Task statement » All the records that follow need to be reproduced exactly. Omit the images.

Supplied records »
┄┄┄┄┄┄
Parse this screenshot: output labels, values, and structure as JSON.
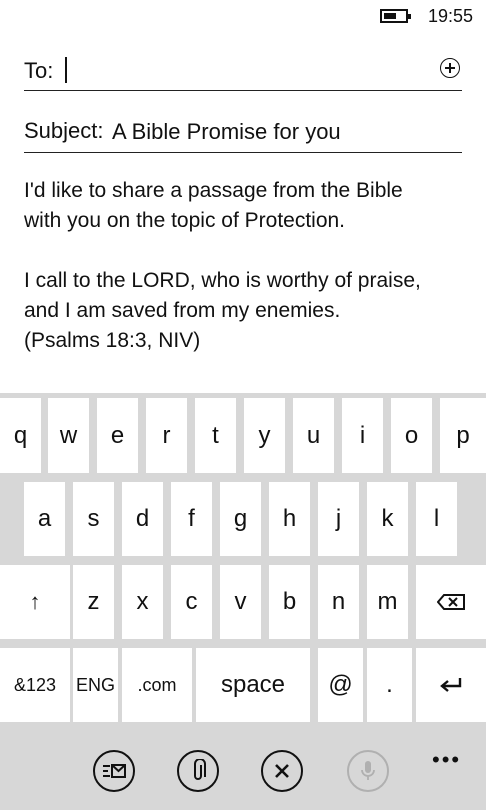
{
  "status_bar": {
    "time": "19:55",
    "battery_icon": "battery-icon"
  },
  "compose": {
    "to_label": "To:",
    "to_value": "",
    "subject_label": "Subject:",
    "subject_value": "A Bible Promise for you",
    "body_lines": [
      "I'd like to share a passage from the Bible",
      "with you on the topic of Protection.",
      "",
      "I call to the LORD, who is worthy of praise,",
      "and I am saved from my enemies.",
      "(Psalms 18:3, NIV)"
    ]
  },
  "keyboard": {
    "row1": [
      "q",
      "w",
      "e",
      "r",
      "t",
      "y",
      "u",
      "i",
      "o",
      "p"
    ],
    "row2": [
      "a",
      "s",
      "d",
      "f",
      "g",
      "h",
      "j",
      "k",
      "l"
    ],
    "row3": [
      "z",
      "x",
      "c",
      "v",
      "b",
      "n",
      "m"
    ],
    "row4": {
      "symbols": "&123",
      "language": "ENG",
      "dotcom": ".com",
      "space": "space",
      "at": "@",
      "period": "."
    }
  },
  "appbar": {
    "buttons": [
      "send-icon",
      "attach-icon",
      "cancel-icon",
      "microphone-icon"
    ],
    "more": "•••"
  }
}
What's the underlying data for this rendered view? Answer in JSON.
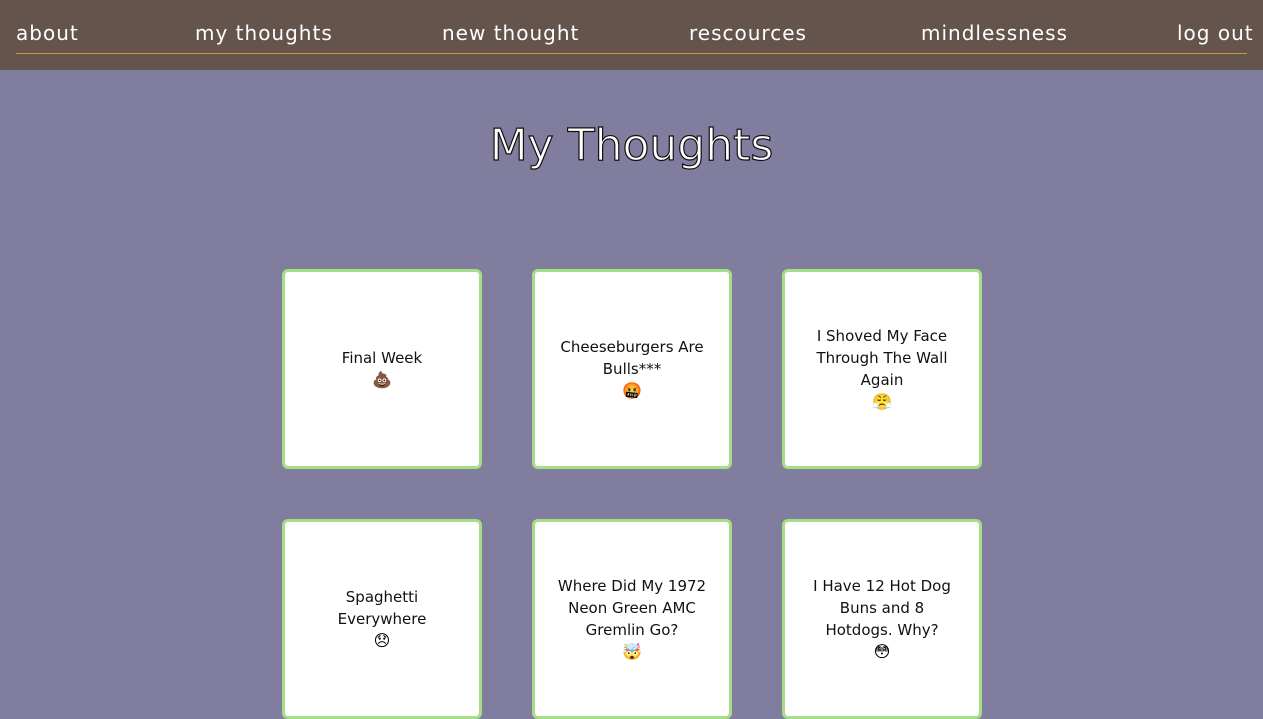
┄┄┄┄┄┄
Correct output »
Parse this screenshot: output labels, values, and structure as JSON.
{
  "status_bar": {
    "time": "19:55",
    "battery_icon": "battery-icon"
  },
  "compose": {
    "to_label": "To:",
    "to_value": "",
    "subject_label": "Subject:",
    "subject_value": "A Bible Promise for you",
    "body_lines": [
      "I'd like to share a passage from the Bible",
      "with you on the topic of Protection.",
      "",
      "I call to the LORD, who is worthy of praise,",
      "and I am saved from my enemies.",
      "(Psalms 18:3, NIV)"
    ]
  },
  "keyboard": {
    "row1": [
      "q",
      "w",
      "e",
      "r",
      "t",
      "y",
      "u",
      "i",
      "o",
      "p"
    ],
    "row2": [
      "a",
      "s",
      "d",
      "f",
      "g",
      "h",
      "j",
      "k",
      "l"
    ],
    "row3": [
      "z",
      "x",
      "c",
      "v",
      "b",
      "n",
      "m"
    ],
    "row4": {
      "symbols": "&123",
      "language": "ENG",
      "dotcom": ".com",
      "space": "space",
      "at": "@",
      "period": "."
    }
  },
  "appbar": {
    "buttons": [
      "send-icon",
      "attach-icon",
      "cancel-icon",
      "microphone-icon"
    ],
    "more": "•••"
  }
}
What's the underlying data for this rendered view? Answer in JSON.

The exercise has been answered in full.